### Data shown
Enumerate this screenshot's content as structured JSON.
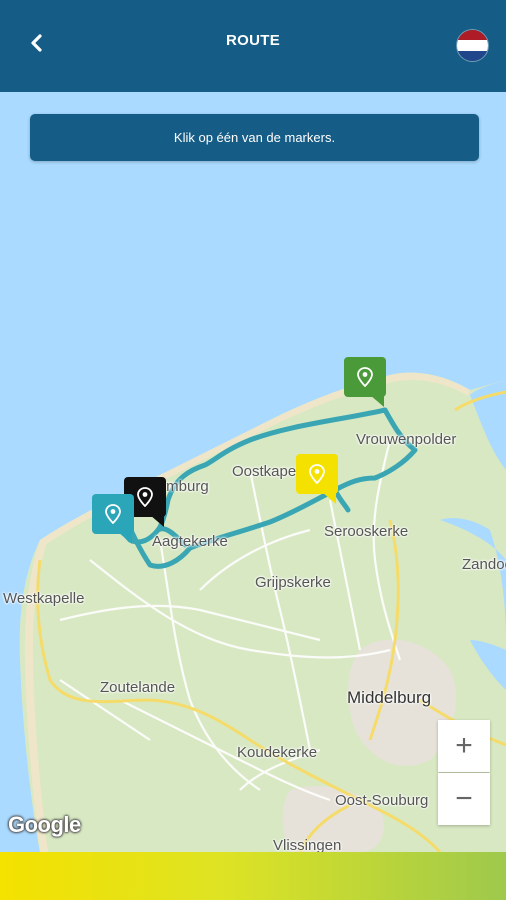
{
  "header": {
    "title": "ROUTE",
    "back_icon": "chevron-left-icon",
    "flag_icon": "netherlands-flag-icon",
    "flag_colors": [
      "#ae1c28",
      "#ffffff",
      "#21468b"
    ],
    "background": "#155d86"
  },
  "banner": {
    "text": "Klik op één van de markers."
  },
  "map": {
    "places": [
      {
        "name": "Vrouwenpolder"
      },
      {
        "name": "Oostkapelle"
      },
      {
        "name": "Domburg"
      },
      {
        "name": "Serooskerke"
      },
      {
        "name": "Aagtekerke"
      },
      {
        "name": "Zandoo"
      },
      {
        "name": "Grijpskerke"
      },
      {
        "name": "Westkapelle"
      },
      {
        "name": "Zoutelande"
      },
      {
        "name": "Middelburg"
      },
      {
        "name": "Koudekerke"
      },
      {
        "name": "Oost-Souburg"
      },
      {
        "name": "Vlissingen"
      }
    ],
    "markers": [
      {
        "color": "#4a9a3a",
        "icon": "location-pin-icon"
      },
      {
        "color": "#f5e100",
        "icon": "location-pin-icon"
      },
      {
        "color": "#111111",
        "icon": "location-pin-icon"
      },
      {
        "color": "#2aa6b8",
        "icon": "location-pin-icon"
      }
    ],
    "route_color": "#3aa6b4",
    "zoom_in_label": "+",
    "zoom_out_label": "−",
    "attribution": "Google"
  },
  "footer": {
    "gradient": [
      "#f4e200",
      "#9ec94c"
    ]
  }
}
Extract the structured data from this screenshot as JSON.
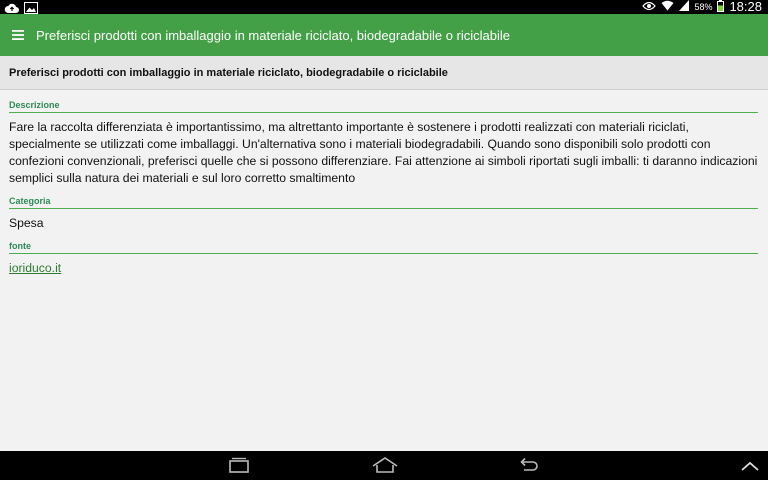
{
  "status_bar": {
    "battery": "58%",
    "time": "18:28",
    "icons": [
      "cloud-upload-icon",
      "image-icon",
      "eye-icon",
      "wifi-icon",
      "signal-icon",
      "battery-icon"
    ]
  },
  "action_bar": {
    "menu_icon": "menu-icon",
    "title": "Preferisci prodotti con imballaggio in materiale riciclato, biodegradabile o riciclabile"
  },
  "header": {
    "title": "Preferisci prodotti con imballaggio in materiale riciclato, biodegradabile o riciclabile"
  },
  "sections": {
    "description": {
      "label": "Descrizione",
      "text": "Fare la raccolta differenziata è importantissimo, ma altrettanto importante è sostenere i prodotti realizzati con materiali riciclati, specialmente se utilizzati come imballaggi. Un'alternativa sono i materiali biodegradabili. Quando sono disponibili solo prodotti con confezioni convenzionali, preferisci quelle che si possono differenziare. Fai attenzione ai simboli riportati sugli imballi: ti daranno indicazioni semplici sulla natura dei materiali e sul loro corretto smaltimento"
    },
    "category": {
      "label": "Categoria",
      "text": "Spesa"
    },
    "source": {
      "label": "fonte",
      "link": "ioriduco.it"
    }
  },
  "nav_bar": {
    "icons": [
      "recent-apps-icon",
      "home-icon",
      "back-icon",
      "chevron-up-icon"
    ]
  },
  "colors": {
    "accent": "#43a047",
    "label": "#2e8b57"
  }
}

### Given instruction
Leave the pictures out, and print every line of the listing exactly as written.

### Answer to the problem
Enumerate this screenshot's content as structured JSON.
{
  "header": {
    "title": "ROUTE",
    "back_icon": "chevron-left-icon",
    "flag_icon": "netherlands-flag-icon",
    "flag_colors": [
      "#ae1c28",
      "#ffffff",
      "#21468b"
    ],
    "background": "#155d86"
  },
  "banner": {
    "text": "Klik op één van de markers."
  },
  "map": {
    "places": [
      {
        "name": "Vrouwenpolder"
      },
      {
        "name": "Oostkapelle"
      },
      {
        "name": "Domburg"
      },
      {
        "name": "Serooskerke"
      },
      {
        "name": "Aagtekerke"
      },
      {
        "name": "Zandoo"
      },
      {
        "name": "Grijpskerke"
      },
      {
        "name": "Westkapelle"
      },
      {
        "name": "Zoutelande"
      },
      {
        "name": "Middelburg"
      },
      {
        "name": "Koudekerke"
      },
      {
        "name": "Oost-Souburg"
      },
      {
        "name": "Vlissingen"
      }
    ],
    "markers": [
      {
        "color": "#4a9a3a",
        "icon": "location-pin-icon"
      },
      {
        "color": "#f5e100",
        "icon": "location-pin-icon"
      },
      {
        "color": "#111111",
        "icon": "location-pin-icon"
      },
      {
        "color": "#2aa6b8",
        "icon": "location-pin-icon"
      }
    ],
    "route_color": "#3aa6b4",
    "zoom_in_label": "+",
    "zoom_out_label": "−",
    "attribution": "Google"
  },
  "footer": {
    "gradient": [
      "#f4e200",
      "#9ec94c"
    ]
  }
}
Extract the structured data from this screenshot as JSON.
{
  "status_bar": {
    "battery": "58%",
    "time": "18:28",
    "icons": [
      "cloud-upload-icon",
      "image-icon",
      "eye-icon",
      "wifi-icon",
      "signal-icon",
      "battery-icon"
    ]
  },
  "action_bar": {
    "menu_icon": "menu-icon",
    "title": "Preferisci prodotti con imballaggio in materiale riciclato, biodegradabile o riciclabile"
  },
  "header": {
    "title": "Preferisci prodotti con imballaggio in materiale riciclato, biodegradabile o riciclabile"
  },
  "sections": {
    "description": {
      "label": "Descrizione",
      "text": "Fare la raccolta differenziata è importantissimo, ma altrettanto importante è sostenere i prodotti realizzati con materiali riciclati, specialmente se utilizzati come imballaggi. Un'alternativa sono i materiali biodegradabili. Quando sono disponibili solo prodotti con confezioni convenzionali, preferisci quelle che si possono differenziare. Fai attenzione ai simboli riportati sugli imballi: ti daranno indicazioni semplici sulla natura dei materiali e sul loro corretto smaltimento"
    },
    "category": {
      "label": "Categoria",
      "text": "Spesa"
    },
    "source": {
      "label": "fonte",
      "link": "ioriduco.it"
    }
  },
  "nav_bar": {
    "icons": [
      "recent-apps-icon",
      "home-icon",
      "back-icon",
      "chevron-up-icon"
    ]
  },
  "colors": {
    "accent": "#43a047",
    "label": "#2e8b57"
  }
}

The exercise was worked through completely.